Exercise prompt
Read the records below and copy each line that contains "name".

▬▬▬▬▬▬

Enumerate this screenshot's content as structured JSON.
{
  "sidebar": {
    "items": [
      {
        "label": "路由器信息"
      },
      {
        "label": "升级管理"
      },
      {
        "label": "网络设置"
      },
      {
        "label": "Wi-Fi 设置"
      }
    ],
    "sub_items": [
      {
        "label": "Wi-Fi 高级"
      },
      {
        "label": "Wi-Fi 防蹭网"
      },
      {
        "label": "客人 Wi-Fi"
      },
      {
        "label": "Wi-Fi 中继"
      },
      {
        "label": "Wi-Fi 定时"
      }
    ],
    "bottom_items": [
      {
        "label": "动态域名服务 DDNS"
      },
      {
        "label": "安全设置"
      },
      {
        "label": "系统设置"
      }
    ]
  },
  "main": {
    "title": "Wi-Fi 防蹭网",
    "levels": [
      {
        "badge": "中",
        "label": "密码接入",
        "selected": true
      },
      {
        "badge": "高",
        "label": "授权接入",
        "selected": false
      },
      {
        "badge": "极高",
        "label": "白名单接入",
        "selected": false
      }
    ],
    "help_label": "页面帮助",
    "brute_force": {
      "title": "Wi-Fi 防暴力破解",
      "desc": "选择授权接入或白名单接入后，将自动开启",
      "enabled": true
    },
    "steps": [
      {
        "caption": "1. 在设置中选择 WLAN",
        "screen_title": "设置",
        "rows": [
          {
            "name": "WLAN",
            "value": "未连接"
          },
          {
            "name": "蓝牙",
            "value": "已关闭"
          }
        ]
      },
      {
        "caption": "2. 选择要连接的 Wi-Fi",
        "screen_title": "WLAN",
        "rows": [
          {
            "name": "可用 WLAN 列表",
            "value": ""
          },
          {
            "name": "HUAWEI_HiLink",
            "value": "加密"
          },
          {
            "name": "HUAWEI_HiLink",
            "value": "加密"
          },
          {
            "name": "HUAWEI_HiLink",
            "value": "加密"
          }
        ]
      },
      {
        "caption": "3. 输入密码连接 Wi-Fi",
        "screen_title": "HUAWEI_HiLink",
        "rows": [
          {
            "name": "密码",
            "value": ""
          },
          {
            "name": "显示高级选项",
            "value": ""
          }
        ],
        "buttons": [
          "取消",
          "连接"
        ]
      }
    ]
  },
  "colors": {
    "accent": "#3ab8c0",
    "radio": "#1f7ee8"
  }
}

▬▬▬▬▬▬

Correct output
            "name": "WLAN",
            "name": "蓝牙",
            "name": "可用 WLAN 列表",
            "name": "HUAWEI_HiLink",
            "name": "HUAWEI_HiLink",
            "name": "HUAWEI_HiLink",
            "name": "密码",
            "name": "显示高级选项",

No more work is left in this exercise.